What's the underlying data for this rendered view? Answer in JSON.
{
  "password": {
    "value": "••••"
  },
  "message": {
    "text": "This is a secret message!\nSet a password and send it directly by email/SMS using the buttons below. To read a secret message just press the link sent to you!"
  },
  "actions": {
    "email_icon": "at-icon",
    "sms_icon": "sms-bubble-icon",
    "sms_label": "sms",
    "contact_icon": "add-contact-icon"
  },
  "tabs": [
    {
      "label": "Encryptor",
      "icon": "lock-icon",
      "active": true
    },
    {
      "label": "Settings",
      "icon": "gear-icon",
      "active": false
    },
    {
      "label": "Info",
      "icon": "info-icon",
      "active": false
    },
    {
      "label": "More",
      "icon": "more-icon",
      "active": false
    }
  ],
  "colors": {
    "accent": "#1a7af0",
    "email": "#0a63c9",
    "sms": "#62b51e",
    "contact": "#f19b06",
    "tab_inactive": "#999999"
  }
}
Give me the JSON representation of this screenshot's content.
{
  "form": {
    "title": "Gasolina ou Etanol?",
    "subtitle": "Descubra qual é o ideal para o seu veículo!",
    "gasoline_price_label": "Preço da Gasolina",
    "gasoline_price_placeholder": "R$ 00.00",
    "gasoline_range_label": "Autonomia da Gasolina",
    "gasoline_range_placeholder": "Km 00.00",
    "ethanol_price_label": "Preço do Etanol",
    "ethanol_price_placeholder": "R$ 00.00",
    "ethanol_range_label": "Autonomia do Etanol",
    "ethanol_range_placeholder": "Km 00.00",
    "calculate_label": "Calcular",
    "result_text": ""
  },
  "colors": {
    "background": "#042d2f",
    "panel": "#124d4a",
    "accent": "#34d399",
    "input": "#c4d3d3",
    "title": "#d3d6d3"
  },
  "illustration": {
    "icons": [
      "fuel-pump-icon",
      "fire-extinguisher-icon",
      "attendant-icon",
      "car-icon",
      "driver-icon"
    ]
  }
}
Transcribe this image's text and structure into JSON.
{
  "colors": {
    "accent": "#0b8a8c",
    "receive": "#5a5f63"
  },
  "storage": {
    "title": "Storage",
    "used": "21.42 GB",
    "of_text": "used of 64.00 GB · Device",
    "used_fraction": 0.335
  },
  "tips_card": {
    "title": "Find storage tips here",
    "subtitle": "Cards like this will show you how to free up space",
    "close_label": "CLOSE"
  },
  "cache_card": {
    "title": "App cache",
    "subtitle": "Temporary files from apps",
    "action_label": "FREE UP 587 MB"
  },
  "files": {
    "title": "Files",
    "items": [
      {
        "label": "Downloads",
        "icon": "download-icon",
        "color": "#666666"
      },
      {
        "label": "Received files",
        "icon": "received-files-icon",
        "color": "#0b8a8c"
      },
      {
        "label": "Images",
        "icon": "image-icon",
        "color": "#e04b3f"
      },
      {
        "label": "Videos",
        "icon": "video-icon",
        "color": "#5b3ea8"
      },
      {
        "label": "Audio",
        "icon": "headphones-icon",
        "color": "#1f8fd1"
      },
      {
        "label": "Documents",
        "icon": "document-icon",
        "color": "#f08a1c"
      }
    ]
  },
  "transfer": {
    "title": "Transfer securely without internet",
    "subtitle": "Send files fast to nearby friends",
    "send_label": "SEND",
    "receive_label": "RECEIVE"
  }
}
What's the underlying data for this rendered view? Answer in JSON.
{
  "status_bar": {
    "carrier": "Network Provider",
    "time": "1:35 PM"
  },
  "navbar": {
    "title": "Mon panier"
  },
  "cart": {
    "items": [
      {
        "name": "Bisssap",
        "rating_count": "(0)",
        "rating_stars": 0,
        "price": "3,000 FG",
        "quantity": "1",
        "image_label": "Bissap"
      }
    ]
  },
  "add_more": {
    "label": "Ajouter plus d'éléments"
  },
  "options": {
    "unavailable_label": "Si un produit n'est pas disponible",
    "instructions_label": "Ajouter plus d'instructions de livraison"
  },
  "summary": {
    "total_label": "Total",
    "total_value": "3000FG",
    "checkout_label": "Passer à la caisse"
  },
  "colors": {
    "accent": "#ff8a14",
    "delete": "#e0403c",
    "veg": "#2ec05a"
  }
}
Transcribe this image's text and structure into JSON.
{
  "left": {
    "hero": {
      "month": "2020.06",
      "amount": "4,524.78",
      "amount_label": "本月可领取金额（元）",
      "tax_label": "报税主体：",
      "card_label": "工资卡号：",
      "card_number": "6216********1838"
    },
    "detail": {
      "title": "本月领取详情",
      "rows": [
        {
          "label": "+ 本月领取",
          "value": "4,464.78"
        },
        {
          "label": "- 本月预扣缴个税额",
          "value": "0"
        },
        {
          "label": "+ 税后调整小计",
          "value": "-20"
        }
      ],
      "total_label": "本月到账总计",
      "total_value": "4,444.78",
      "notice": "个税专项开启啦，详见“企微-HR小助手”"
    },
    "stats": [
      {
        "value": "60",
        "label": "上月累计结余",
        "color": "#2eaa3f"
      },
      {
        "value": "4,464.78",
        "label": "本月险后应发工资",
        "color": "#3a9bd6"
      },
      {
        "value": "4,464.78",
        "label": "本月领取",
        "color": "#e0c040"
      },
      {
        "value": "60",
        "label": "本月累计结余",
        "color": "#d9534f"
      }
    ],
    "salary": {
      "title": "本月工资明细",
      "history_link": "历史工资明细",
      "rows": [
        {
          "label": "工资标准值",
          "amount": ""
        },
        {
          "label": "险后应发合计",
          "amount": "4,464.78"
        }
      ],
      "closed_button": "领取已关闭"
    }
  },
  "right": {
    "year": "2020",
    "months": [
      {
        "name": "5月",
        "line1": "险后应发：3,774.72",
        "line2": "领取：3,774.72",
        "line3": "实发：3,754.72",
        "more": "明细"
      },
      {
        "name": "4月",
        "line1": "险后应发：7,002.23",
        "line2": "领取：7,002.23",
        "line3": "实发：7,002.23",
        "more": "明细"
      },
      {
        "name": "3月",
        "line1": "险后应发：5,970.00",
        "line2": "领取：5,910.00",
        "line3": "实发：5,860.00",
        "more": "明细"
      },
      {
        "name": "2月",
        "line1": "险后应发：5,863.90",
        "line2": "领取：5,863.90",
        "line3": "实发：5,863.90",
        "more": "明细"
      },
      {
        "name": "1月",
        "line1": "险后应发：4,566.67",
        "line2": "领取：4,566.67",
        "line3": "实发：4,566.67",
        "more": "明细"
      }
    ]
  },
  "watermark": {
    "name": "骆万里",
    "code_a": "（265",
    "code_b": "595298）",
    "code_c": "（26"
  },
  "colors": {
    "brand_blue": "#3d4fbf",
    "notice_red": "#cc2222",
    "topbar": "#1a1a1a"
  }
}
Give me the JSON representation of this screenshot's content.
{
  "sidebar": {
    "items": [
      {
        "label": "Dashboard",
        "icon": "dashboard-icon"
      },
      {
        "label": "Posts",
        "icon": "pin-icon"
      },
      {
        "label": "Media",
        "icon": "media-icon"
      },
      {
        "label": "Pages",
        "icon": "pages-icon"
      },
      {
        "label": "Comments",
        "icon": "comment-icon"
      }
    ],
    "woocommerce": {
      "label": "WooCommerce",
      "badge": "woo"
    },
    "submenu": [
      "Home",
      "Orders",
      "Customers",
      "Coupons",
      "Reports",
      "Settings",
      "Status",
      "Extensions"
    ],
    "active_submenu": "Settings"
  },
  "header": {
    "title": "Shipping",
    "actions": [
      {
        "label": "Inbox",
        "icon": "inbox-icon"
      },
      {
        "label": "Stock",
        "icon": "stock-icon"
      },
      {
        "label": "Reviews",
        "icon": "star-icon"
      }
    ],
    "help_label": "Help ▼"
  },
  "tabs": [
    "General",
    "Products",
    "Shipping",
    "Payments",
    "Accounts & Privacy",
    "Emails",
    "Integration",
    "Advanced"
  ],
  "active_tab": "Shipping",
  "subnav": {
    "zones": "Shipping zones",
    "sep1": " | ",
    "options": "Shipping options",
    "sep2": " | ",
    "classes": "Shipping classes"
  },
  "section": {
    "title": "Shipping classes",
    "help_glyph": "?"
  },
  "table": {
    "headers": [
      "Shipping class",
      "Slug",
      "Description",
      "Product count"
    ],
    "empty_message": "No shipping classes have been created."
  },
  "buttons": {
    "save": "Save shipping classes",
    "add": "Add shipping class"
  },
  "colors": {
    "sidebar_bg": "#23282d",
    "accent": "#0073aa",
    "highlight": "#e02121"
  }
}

::::::

REQUIREMENTS
Pick each line holding the word "Autonomia" out of the listing.

RESULT
    "gasoline_range_label": "Autonomia da Gasolina",
    "ethanol_range_label": "Autonomia do Etanol",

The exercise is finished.